Action item
Go through the listing and return every line with "Analysis" in it.

Data shown
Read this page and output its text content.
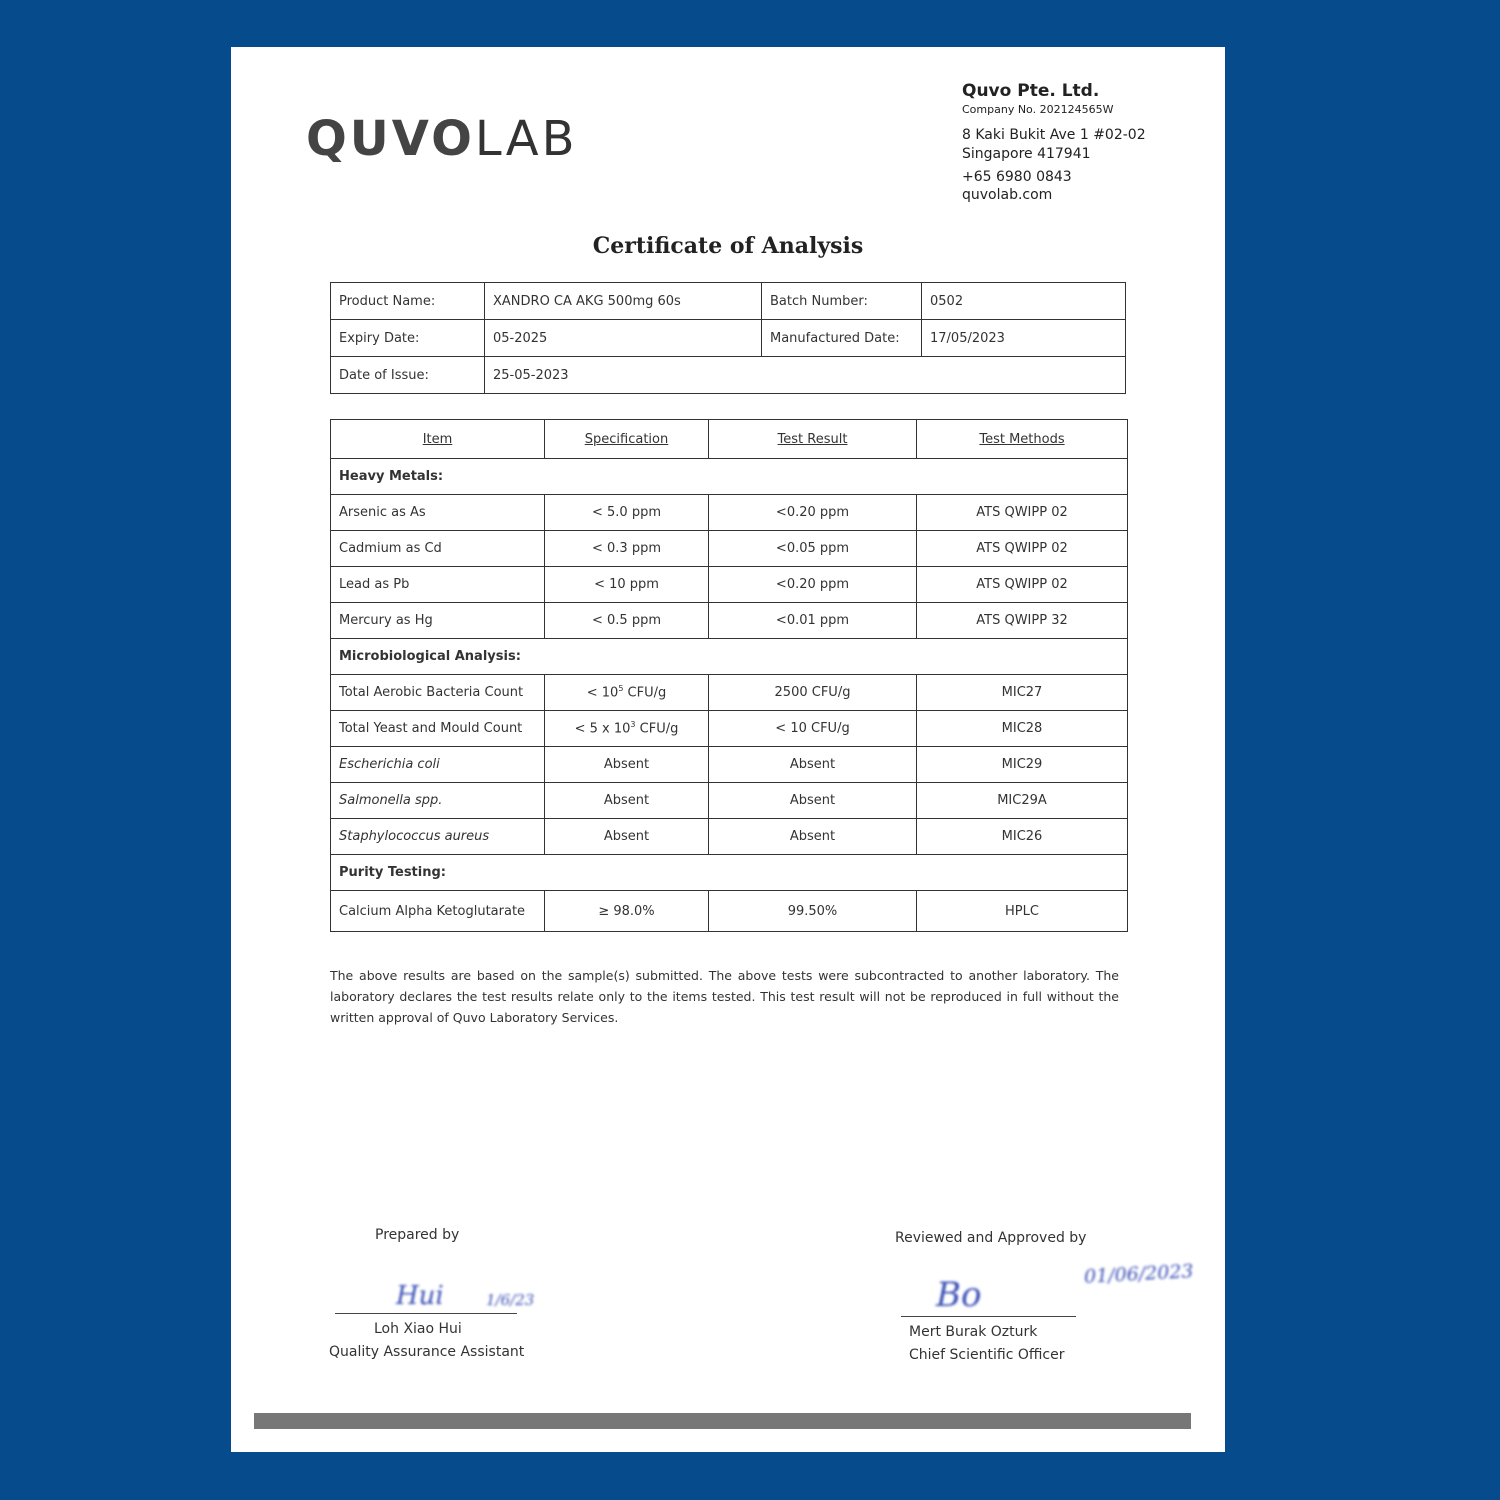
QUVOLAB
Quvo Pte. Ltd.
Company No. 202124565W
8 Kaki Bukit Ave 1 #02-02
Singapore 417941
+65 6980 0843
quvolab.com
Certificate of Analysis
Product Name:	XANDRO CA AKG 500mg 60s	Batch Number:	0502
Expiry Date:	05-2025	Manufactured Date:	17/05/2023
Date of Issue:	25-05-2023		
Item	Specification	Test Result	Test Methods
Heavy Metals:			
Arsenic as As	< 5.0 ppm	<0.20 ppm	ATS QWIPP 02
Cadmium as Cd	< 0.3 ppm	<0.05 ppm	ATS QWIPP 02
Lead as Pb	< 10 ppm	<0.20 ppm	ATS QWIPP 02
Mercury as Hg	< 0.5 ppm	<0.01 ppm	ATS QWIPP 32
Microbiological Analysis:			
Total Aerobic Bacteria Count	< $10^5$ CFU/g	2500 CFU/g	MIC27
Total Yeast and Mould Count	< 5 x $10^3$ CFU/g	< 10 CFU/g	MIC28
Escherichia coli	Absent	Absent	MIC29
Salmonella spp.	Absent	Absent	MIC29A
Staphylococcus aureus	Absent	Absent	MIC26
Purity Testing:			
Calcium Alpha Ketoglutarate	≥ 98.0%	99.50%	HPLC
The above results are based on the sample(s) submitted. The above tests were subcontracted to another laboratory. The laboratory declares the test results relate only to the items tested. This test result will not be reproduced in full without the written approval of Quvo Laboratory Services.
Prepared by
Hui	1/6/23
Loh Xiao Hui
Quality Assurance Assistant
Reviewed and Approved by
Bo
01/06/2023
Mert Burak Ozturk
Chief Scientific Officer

==

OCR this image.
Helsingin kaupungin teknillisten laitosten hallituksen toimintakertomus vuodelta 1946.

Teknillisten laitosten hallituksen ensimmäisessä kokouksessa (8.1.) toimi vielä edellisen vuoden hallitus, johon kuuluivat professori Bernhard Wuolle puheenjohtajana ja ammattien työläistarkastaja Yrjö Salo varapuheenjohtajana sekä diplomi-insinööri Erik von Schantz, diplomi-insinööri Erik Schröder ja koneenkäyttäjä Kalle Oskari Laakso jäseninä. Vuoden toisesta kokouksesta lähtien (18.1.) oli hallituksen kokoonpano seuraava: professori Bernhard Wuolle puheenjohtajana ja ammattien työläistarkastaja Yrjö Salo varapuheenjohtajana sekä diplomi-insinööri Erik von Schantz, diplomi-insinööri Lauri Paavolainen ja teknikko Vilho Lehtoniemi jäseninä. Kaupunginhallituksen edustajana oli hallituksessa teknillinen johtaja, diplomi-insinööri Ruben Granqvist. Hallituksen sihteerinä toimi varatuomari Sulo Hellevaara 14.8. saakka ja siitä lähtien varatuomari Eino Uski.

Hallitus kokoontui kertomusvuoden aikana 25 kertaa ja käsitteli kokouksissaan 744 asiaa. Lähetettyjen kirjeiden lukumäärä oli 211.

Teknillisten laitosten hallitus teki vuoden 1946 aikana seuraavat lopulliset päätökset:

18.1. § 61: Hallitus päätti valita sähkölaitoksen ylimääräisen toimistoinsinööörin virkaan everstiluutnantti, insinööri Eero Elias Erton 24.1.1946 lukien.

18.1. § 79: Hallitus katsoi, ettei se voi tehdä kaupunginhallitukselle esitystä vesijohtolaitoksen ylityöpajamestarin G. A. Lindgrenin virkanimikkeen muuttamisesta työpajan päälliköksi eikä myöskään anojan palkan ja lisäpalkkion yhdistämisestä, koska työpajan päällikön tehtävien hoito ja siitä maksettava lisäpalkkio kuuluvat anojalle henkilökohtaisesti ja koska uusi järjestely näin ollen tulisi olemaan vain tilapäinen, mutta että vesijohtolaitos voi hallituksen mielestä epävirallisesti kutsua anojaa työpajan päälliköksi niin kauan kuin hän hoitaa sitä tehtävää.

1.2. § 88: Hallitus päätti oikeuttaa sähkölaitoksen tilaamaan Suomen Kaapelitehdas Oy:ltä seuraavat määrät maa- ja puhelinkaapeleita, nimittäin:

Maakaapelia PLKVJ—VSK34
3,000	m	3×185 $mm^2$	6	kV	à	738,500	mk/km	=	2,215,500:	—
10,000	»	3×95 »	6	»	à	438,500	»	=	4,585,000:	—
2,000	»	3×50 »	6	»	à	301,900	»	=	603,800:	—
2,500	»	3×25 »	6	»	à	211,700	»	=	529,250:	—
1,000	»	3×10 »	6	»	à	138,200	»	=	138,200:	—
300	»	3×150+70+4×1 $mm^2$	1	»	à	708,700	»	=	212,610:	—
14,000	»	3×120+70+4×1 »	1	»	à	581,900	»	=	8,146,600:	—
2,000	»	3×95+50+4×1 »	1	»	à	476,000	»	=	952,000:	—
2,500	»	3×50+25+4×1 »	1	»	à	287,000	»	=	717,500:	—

Solution for this exercise
Certificate of Analysis
Microbiological Analysis:			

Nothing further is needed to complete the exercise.